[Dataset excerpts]
Segment Open

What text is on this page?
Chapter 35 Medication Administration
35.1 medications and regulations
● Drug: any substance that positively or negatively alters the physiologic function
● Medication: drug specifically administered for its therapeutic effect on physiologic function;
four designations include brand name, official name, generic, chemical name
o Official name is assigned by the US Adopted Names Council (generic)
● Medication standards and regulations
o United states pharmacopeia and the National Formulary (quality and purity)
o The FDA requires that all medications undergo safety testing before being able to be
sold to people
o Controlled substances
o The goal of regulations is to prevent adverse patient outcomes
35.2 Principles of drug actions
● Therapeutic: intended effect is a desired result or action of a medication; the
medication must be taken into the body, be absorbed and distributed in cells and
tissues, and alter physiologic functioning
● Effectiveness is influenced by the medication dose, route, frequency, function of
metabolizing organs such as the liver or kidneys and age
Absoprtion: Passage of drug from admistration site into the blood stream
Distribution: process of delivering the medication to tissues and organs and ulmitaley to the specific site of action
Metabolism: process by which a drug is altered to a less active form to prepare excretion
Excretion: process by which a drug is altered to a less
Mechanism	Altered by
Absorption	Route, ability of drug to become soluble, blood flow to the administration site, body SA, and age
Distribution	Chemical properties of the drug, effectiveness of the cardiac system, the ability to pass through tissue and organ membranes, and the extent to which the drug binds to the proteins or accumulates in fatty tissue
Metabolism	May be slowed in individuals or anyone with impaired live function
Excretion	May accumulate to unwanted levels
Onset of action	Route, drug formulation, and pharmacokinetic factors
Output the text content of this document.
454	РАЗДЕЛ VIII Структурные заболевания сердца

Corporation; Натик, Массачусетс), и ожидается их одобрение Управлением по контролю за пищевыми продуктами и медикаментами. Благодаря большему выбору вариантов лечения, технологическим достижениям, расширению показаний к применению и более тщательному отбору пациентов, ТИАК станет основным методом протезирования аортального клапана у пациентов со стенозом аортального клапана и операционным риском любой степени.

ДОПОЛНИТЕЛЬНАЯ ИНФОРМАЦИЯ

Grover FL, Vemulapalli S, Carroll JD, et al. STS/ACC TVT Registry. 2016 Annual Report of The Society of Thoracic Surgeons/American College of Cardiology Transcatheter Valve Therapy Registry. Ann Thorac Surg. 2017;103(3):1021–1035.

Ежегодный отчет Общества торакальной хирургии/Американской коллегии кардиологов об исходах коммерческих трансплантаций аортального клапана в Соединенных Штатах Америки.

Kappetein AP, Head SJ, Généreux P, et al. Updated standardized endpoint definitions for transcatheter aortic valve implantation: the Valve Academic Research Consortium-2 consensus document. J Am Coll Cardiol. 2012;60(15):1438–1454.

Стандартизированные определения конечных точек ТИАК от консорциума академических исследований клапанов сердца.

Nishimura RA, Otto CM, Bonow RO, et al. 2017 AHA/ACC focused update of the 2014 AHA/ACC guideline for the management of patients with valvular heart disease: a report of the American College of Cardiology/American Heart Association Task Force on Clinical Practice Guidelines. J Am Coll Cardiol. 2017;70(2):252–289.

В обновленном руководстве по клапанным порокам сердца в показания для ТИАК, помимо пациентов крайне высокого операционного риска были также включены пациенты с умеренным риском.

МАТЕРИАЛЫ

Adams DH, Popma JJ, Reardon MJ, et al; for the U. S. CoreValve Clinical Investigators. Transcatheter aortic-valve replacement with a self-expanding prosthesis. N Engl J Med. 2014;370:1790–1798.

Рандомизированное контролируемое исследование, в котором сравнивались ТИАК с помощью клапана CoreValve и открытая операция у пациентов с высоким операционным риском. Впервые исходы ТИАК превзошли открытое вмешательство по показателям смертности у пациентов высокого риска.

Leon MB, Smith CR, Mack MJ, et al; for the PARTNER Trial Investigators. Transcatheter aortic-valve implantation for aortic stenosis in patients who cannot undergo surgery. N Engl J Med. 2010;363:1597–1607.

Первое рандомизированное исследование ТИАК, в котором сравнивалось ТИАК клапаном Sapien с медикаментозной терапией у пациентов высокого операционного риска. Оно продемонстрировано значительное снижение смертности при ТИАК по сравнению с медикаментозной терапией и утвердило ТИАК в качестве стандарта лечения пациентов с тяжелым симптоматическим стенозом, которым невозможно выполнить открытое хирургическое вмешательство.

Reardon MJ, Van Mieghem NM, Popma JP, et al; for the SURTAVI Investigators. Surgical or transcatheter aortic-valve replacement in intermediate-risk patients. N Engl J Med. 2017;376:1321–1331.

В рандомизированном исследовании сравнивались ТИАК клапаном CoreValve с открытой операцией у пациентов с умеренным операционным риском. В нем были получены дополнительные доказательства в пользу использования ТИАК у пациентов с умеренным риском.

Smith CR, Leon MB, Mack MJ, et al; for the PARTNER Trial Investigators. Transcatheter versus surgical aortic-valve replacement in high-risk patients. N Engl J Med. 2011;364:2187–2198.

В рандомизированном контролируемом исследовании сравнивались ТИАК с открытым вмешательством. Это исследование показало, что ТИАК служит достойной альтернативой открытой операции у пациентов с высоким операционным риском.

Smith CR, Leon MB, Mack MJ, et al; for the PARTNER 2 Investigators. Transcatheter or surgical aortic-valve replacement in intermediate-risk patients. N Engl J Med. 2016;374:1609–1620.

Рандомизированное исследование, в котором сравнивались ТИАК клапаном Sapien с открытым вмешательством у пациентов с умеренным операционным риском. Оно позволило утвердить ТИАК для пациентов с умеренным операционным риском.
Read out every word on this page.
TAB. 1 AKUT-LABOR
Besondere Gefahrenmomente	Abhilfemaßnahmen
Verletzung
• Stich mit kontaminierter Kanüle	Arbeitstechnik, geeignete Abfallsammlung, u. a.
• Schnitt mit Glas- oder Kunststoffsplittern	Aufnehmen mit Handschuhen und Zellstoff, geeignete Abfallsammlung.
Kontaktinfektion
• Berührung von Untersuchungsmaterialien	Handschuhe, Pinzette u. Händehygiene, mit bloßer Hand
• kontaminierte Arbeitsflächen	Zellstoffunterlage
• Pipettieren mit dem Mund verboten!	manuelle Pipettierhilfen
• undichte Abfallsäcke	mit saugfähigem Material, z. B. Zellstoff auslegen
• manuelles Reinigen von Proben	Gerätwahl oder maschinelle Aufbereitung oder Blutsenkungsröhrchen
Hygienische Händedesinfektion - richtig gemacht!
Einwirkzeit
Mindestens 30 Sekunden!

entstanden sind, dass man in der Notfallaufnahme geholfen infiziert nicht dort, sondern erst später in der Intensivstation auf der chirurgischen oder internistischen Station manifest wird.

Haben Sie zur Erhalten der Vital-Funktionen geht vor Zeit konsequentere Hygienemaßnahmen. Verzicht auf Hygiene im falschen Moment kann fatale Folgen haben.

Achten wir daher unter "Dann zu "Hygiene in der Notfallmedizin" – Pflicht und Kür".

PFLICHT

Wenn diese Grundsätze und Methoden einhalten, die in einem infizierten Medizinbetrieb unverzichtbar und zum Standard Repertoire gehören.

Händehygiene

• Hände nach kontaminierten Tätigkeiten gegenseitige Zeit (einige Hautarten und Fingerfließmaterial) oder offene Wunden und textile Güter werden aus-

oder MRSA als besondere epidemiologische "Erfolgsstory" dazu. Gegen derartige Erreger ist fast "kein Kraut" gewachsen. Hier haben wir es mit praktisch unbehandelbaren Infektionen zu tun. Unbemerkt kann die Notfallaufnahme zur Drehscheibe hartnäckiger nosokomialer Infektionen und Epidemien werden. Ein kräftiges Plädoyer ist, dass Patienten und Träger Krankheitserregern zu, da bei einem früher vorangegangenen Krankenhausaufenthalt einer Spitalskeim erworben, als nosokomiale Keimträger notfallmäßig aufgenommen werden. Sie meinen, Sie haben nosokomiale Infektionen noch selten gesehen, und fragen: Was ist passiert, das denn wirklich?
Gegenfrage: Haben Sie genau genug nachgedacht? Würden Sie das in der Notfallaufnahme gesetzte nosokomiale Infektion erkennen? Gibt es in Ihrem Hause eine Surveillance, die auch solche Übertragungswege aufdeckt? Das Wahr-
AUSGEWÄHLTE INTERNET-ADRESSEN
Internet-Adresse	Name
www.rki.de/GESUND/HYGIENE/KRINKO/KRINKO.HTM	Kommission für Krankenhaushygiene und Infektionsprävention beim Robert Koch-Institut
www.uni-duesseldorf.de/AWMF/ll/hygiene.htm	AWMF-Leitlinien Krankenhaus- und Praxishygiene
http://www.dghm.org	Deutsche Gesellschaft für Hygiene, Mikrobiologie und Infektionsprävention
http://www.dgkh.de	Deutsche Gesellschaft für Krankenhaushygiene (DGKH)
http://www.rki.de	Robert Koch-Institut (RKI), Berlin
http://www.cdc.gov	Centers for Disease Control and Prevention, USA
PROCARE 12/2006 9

Segment Closed

**Your goal:**
From the records, copy every line that has the string "смертности" in it.

**Result of the task:**
Рандомизированное контролируемое исследование, в котором сравнивались ТИАК с помощью клапана CoreValve и открытая операция у пациентов с высоким операционным риском. Впервые исходы ТИАК превзошли открытое вмешательство по показателям смертности у пациентов высокого риска.
Первое рандомизированное исследование ТИАК, в котором сравнивалось ТИАК клапаном Sapien с медикаментозной терапией у пациентов высокого операционного риска. Оно продемонстрировано значительное снижение смертности при ТИАК по сравнению с медикаментозной терапией и утвердило ТИАК в качестве стандарта лечения пациентов с тяжелым симптоматическим стенозом, которым невозможно выполнить открытое хирургическое вмешательство.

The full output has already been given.